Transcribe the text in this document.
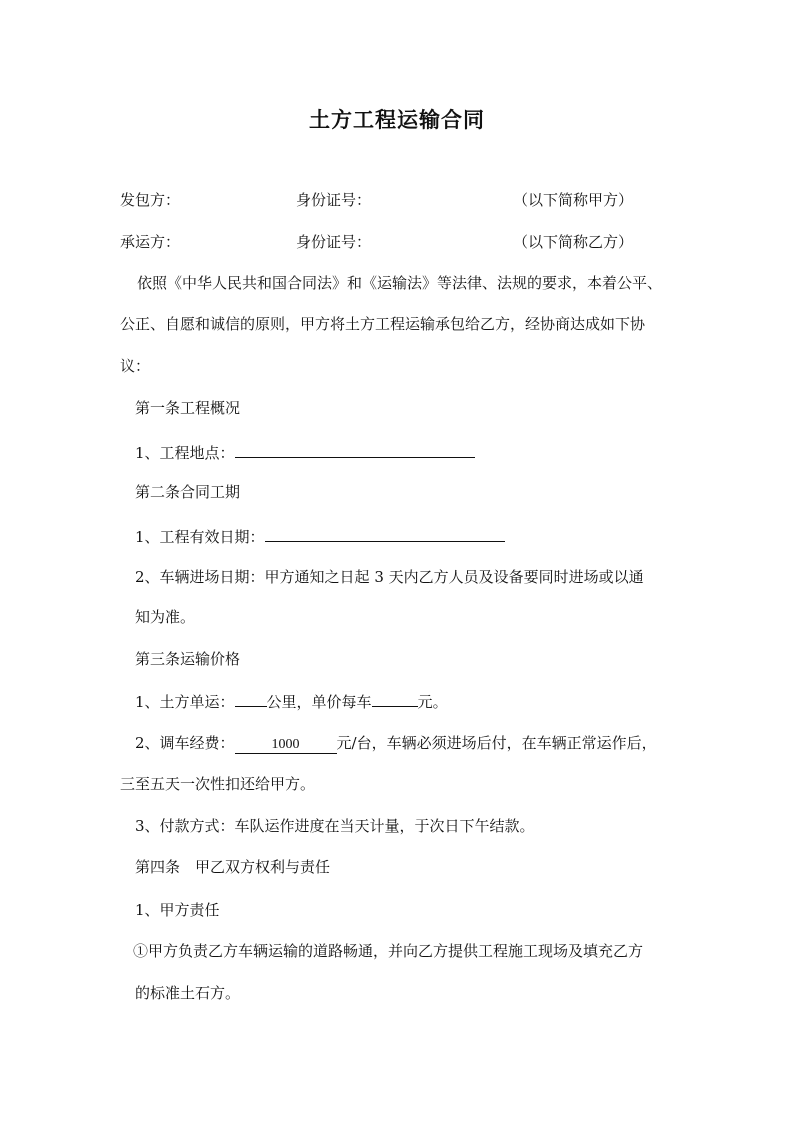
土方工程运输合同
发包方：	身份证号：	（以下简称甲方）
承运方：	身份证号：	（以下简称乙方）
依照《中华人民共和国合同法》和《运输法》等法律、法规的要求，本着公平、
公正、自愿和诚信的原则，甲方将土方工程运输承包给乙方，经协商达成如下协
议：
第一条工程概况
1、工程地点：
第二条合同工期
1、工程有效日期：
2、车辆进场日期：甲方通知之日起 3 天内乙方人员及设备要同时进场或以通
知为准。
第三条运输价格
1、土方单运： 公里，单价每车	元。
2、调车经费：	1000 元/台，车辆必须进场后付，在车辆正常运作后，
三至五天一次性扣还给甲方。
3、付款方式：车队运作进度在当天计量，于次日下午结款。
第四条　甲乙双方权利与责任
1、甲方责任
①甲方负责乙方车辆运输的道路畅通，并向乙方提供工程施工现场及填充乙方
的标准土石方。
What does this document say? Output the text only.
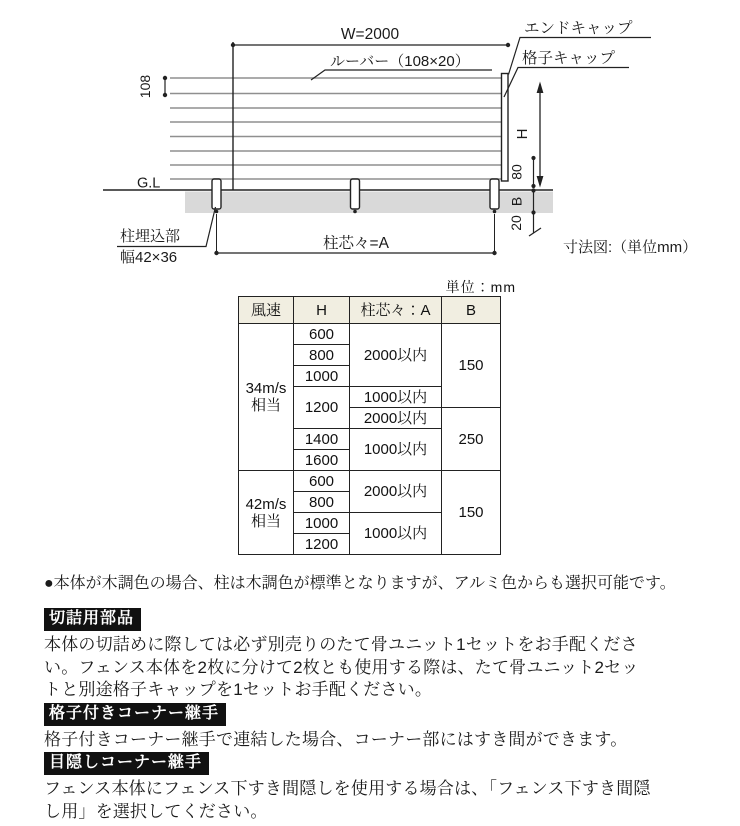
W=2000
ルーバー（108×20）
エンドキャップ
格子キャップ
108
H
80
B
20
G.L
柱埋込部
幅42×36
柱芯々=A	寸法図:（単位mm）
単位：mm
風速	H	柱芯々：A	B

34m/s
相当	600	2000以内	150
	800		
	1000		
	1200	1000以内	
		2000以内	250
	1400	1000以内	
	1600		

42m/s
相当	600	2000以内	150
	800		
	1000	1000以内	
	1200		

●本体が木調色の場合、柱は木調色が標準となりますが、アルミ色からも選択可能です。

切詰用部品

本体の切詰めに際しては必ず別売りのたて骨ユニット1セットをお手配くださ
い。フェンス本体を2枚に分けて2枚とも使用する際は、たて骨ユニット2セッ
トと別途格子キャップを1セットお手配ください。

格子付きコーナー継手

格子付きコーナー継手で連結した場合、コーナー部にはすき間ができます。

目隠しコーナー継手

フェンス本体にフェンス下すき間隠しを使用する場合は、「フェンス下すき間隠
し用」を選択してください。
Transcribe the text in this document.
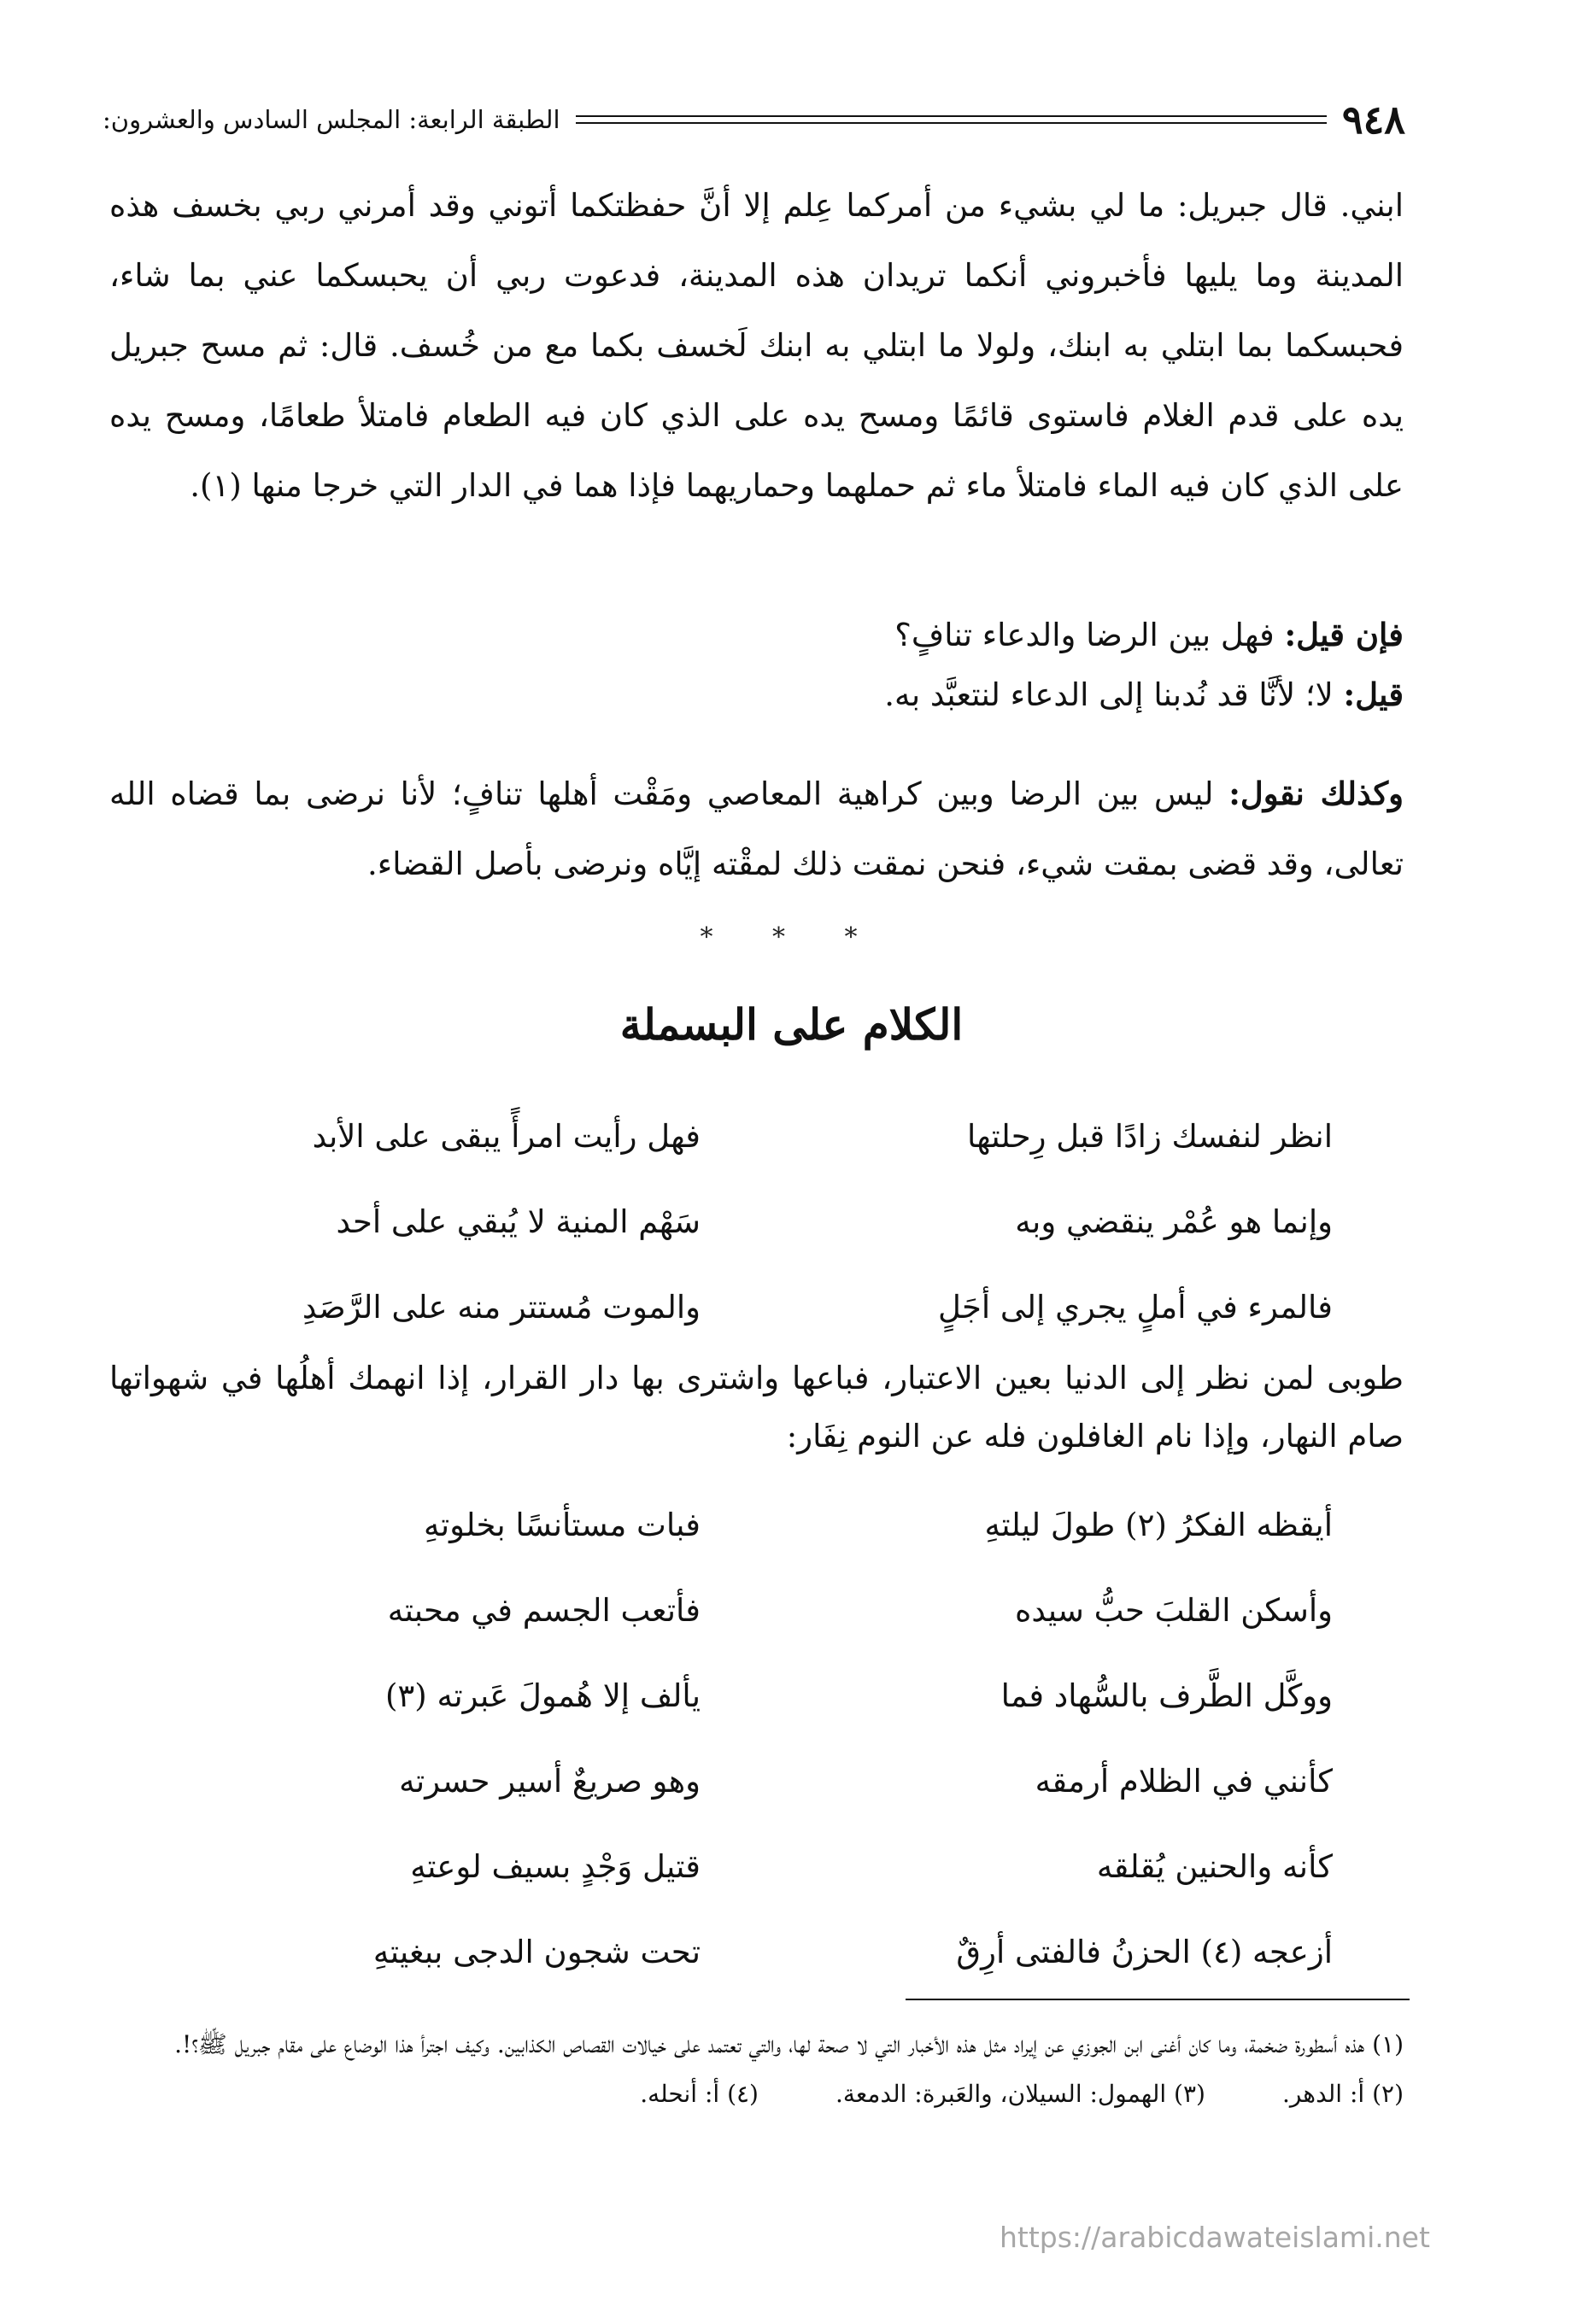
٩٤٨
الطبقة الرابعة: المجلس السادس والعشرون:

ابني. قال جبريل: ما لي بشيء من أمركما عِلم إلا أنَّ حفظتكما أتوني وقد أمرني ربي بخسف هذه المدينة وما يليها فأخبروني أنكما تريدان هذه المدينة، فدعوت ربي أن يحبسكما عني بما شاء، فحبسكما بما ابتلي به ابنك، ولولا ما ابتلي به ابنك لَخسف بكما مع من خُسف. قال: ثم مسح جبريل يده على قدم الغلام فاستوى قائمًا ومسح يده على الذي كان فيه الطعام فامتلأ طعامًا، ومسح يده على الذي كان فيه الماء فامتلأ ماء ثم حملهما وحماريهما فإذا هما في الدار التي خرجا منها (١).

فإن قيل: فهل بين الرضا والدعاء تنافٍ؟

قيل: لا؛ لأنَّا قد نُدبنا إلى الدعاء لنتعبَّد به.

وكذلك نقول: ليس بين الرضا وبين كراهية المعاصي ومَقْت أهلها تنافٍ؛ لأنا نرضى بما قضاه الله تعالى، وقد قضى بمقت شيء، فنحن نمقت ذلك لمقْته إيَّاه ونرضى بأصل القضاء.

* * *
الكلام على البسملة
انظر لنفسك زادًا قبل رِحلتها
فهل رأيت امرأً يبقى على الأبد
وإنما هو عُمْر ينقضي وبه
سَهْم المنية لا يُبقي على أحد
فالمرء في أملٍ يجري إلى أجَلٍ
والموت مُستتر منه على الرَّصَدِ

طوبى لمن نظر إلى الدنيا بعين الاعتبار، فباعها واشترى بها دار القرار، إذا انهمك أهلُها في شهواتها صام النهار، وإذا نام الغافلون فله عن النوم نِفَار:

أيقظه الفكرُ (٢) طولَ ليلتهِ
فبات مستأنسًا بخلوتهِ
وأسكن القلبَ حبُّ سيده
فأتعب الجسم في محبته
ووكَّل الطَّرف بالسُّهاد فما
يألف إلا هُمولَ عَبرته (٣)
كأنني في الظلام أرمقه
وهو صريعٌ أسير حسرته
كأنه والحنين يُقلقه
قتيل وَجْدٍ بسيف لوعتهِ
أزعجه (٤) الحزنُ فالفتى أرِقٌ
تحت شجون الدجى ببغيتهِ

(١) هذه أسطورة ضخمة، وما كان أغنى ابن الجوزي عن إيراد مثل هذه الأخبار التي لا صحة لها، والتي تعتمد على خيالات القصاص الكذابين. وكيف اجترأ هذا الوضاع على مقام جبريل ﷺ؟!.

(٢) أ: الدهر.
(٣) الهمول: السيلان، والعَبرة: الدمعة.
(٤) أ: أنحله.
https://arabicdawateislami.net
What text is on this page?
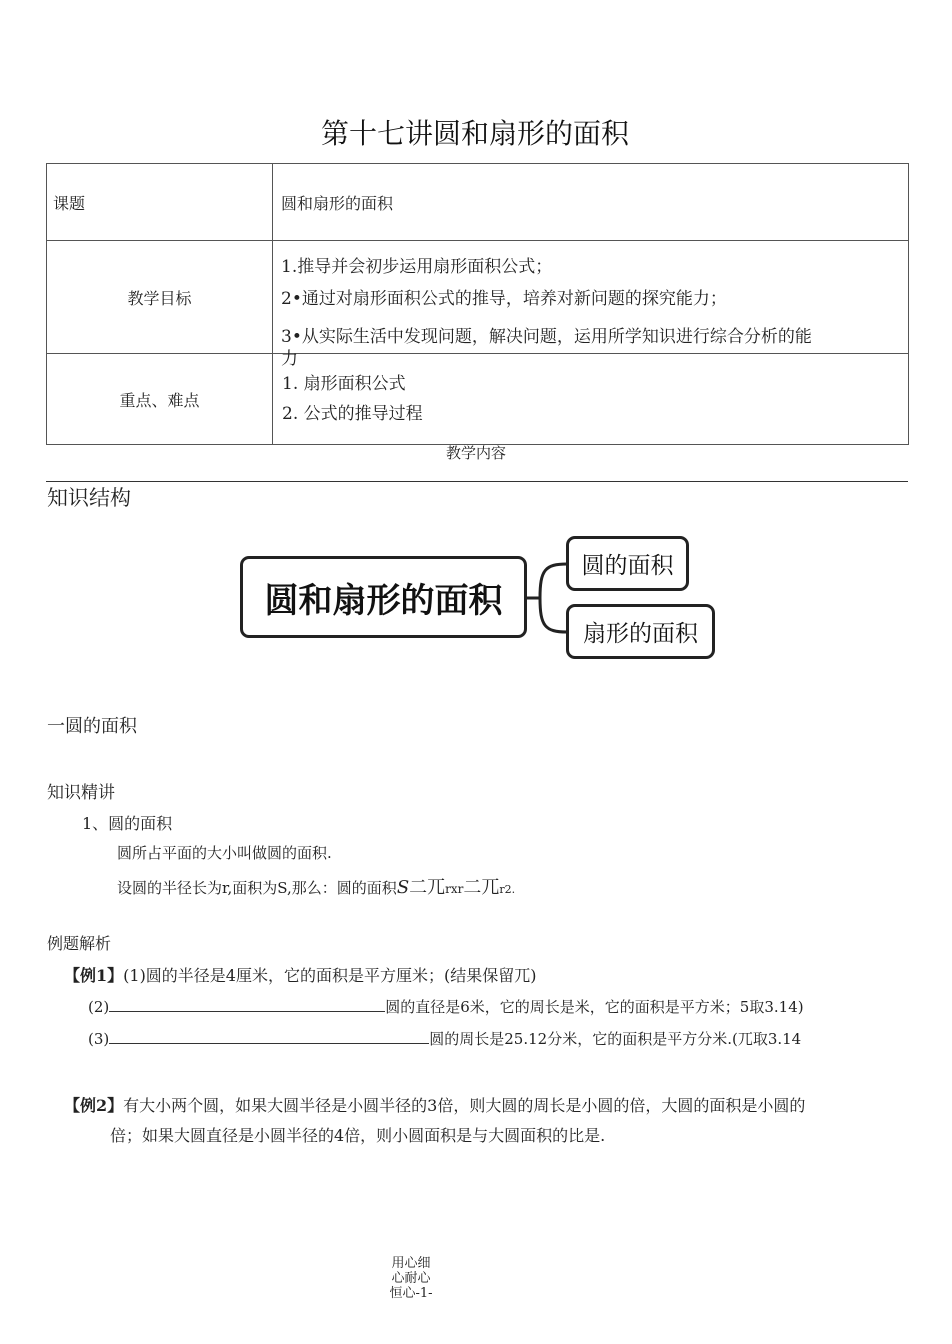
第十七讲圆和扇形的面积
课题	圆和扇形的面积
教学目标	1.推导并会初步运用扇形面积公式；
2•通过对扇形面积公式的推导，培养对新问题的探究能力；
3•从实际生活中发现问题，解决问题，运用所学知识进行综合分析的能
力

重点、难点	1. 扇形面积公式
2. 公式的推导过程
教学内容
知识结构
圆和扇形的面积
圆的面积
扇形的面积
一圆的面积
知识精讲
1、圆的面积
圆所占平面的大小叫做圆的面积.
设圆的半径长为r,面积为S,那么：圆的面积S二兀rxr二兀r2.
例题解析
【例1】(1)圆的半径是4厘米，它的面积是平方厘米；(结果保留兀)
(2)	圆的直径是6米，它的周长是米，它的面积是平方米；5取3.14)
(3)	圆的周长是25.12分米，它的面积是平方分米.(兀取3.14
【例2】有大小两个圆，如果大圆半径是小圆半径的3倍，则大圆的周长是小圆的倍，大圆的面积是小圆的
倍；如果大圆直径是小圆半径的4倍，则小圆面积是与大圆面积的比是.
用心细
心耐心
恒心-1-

------------------------------------------------

§ Task to complete
Copy all the records above exactly, but leave out the pictures.

§ Response below
Transcribe the text in this document.
土方工程运输合同
发包方：	身份证号：	（以下简称甲方）
承运方：	身份证号：	（以下简称乙方）
依照《中华人民共和国合同法》和《运输法》等法律、法规的要求，本着公平、
公正、自愿和诚信的原则，甲方将土方工程运输承包给乙方，经协商达成如下协
议：
第一条工程概况
1、工程地点：
第二条合同工期
1、工程有效日期：
2、车辆进场日期：甲方通知之日起 3 天内乙方人员及设备要同时进场或以通
知为准。
第三条运输价格
1、土方单运： 公里，单价每车	元。
2、调车经费：	1000 元/台，车辆必须进场后付，在车辆正常运作后，
三至五天一次性扣还给甲方。
3、付款方式：车队运作进度在当天计量，于次日下午结款。
第四条　甲乙双方权利与责任
1、甲方责任
①甲方负责乙方车辆运输的道路畅通，并向乙方提供工程施工现场及填充乙方
的标准土石方。
What does this document say? Output the text only.
W=2000
ルーバー（108×20）
エンドキャップ
格子キャップ
108
H
80
B
20
G.L
柱埋込部
幅42×36
柱芯々=A	寸法図:（単位mm）
単位：mm
風速	H	柱芯々：A	B

34m/s
相当	600	2000以内	150
	800		
	1000		
	1200	1000以内	
		2000以内	250
	1400	1000以内	
	1600		

42m/s
相当	600	2000以内	150
	800		
	1000	1000以内	
	1200		

●本体が木調色の場合、柱は木調色が標準となりますが、アルミ色からも選択可能です。

切詰用部品

本体の切詰めに際しては必ず別売りのたて骨ユニット1セットをお手配くださ
い。フェンス本体を2枚に分けて2枚とも使用する際は、たて骨ユニット2セッ
トと別途格子キャップを1セットお手配ください。

格子付きコーナー継手

格子付きコーナー継手で連結した場合、コーナー部にはすき間ができます。

目隠しコーナー継手

フェンス本体にフェンス下すき間隠しを使用する場合は、「フェンス下すき間隠
し用」を選択してください。
Transcribe the text in this document.
٩٤٨
الطبقة الرابعة: المجلس السادس والعشرون:

ابني. قال جبريل: ما لي بشيء من أمركما عِلم إلا أنَّ حفظتكما أتوني وقد أمرني ربي بخسف هذه المدينة وما يليها فأخبروني أنكما تريدان هذه المدينة، فدعوت ربي أن يحبسكما عني بما شاء، فحبسكما بما ابتلي به ابنك، ولولا ما ابتلي به ابنك لَخسف بكما مع من خُسف. قال: ثم مسح جبريل يده على قدم الغلام فاستوى قائمًا ومسح يده على الذي كان فيه الطعام فامتلأ طعامًا، ومسح يده على الذي كان فيه الماء فامتلأ ماء ثم حملهما وحماريهما فإذا هما في الدار التي خرجا منها (١).

فإن قيل: فهل بين الرضا والدعاء تنافٍ؟

قيل: لا؛ لأنَّا قد نُدبنا إلى الدعاء لنتعبَّد به.

وكذلك نقول: ليس بين الرضا وبين كراهية المعاصي ومَقْت أهلها تنافٍ؛ لأنا نرضى بما قضاه الله تعالى، وقد قضى بمقت شيء، فنحن نمقت ذلك لمقْته إيَّاه ونرضى بأصل القضاء.

* * *
الكلام على البسملة
انظر لنفسك زادًا قبل رِحلتها
فهل رأيت امرأً يبقى على الأبد
وإنما هو عُمْر ينقضي وبه
سَهْم المنية لا يُبقي على أحد
فالمرء في أملٍ يجري إلى أجَلٍ
والموت مُستتر منه على الرَّصَدِ

طوبى لمن نظر إلى الدنيا بعين الاعتبار، فباعها واشترى بها دار القرار، إذا انهمك أهلُها في شهواتها صام النهار، وإذا نام الغافلون فله عن النوم نِفَار:

أيقظه الفكرُ (٢) طولَ ليلتهِ
فبات مستأنسًا بخلوتهِ
وأسكن القلبَ حبُّ سيده
فأتعب الجسم في محبته
ووكَّل الطَّرف بالسُّهاد فما
يألف إلا هُمولَ عَبرته (٣)
كأنني في الظلام أرمقه
وهو صريعٌ أسير حسرته
كأنه والحنين يُقلقه
قتيل وَجْدٍ بسيف لوعتهِ
أزعجه (٤) الحزنُ فالفتى أرِقٌ
تحت شجون الدجى ببغيتهِ

(١) هذه أسطورة ضخمة، وما كان أغنى ابن الجوزي عن إيراد مثل هذه الأخبار التي لا صحة لها، والتي تعتمد على خيالات القصاص الكذابين. وكيف اجترأ هذا الوضاع على مقام جبريل ﷺ؟!.

(٢) أ: الدهر.
(٣) الهمول: السيلان، والعَبرة: الدمعة.
(٤) أ: أنحله.
https://arabicdawateislami.net
What text is on this page?
第十七讲圆和扇形的面积
课题	圆和扇形的面积
教学目标	1.推导并会初步运用扇形面积公式；
2•通过对扇形面积公式的推导，培养对新问题的探究能力；
3•从实际生活中发现问题，解决问题，运用所学知识进行综合分析的能
力

重点、难点	1. 扇形面积公式
2. 公式的推导过程
教学内容
知识结构
圆和扇形的面积
圆的面积
扇形的面积
一圆的面积
知识精讲
1、圆的面积
圆所占平面的大小叫做圆的面积.
设圆的半径长为r,面积为S,那么：圆的面积S二兀rxr二兀r2.
例题解析
【例1】(1)圆的半径是4厘米，它的面积是平方厘米；(结果保留兀)
(2)	圆的直径是6米，它的周长是米，它的面积是平方米；5取3.14)
(3)	圆的周长是25.12分米，它的面积是平方分米.(兀取3.14
【例2】有大小两个圆，如果大圆半径是小圆半径的3倍，则大圆的周长是小圆的倍，大圆的面积是小圆的
倍；如果大圆直径是小圆半径的4倍，则小圆面积是与大圆面积的比是.
用心细
心耐心
恒心-1-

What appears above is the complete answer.